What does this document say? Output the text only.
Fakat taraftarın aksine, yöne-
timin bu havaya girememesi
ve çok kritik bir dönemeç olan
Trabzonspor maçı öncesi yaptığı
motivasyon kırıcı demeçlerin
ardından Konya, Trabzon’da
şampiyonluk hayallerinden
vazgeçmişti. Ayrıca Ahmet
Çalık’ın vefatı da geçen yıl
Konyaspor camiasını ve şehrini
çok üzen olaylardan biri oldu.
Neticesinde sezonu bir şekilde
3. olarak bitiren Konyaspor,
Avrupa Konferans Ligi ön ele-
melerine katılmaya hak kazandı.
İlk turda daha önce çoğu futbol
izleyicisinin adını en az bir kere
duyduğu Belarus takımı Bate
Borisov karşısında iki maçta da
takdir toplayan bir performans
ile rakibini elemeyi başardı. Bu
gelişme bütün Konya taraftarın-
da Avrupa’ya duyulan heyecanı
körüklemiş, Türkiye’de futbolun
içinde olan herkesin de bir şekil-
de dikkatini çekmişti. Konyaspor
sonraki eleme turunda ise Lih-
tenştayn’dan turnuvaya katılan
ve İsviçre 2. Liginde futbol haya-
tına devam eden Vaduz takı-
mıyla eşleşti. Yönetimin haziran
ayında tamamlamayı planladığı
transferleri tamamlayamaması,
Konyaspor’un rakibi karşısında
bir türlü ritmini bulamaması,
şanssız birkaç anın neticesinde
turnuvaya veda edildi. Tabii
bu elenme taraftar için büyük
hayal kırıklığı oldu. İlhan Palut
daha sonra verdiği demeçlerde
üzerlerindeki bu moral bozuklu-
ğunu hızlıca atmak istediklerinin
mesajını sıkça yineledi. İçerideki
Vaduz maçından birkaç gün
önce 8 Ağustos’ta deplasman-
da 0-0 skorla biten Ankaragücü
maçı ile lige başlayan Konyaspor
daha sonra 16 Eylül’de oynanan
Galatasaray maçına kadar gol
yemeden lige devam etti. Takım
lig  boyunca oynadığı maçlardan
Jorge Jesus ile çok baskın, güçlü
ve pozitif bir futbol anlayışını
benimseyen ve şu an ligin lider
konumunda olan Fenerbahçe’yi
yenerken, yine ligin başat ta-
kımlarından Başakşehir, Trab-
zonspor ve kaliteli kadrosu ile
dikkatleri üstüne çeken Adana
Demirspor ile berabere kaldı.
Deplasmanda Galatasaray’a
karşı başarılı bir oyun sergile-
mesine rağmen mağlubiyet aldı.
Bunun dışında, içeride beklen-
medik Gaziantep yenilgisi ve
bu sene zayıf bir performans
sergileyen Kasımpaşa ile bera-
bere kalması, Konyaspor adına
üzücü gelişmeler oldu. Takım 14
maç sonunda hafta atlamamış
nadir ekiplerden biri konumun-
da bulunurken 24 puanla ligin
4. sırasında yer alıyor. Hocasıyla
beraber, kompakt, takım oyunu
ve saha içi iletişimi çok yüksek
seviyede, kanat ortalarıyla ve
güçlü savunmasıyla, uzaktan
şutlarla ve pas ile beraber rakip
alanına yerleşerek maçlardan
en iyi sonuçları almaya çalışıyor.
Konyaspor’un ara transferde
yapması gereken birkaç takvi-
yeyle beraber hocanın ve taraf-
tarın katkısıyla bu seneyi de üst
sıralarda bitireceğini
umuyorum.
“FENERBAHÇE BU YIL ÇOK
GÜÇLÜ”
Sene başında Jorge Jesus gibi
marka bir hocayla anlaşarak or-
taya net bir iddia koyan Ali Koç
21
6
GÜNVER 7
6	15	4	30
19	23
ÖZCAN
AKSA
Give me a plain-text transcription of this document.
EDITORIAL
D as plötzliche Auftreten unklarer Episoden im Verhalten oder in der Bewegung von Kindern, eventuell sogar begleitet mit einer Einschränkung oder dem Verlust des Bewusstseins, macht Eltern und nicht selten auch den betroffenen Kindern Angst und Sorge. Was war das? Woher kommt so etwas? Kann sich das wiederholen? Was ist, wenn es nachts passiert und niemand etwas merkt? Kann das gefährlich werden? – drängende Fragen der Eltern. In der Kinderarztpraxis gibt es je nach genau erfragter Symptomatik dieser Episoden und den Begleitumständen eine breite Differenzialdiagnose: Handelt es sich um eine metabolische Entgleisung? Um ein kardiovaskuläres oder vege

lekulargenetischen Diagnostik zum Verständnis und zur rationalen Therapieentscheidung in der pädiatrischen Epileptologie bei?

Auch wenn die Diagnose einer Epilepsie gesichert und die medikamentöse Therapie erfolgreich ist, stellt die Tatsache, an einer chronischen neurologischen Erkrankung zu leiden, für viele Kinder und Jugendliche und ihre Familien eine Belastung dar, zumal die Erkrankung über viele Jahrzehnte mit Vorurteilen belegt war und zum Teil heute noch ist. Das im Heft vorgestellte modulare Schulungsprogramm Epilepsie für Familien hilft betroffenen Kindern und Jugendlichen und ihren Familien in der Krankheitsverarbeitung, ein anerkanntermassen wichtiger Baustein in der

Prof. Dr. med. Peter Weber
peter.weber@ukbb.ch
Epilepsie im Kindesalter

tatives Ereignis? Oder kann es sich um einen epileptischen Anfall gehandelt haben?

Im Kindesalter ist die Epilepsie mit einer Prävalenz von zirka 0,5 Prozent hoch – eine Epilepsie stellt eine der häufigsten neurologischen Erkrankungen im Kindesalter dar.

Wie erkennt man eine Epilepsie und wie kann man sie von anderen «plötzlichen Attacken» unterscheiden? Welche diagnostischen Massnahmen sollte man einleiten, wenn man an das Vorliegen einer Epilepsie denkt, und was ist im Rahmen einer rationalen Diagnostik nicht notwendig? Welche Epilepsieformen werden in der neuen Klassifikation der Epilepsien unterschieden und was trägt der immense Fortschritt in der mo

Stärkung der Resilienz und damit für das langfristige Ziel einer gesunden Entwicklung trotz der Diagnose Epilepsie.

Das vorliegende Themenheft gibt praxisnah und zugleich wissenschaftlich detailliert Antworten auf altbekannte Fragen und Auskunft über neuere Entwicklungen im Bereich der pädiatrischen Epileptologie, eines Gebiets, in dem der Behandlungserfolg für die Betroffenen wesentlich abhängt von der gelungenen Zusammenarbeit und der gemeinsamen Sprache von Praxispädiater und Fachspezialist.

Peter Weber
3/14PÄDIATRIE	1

|---|

◆ **YOUR TASK**: List all lines from the entries that include the word "Kindesalter".

◆ **WRITTEN RESPONSE**:
Epilepsie im Kindesalter
Im Kindesalter ist die Epilepsie mit einer Prävalenz von zirka 0,5 Prozent hoch – eine Epilepsie stellt eine der häufigsten neurologischen Erkrankungen im Kindesalter dar.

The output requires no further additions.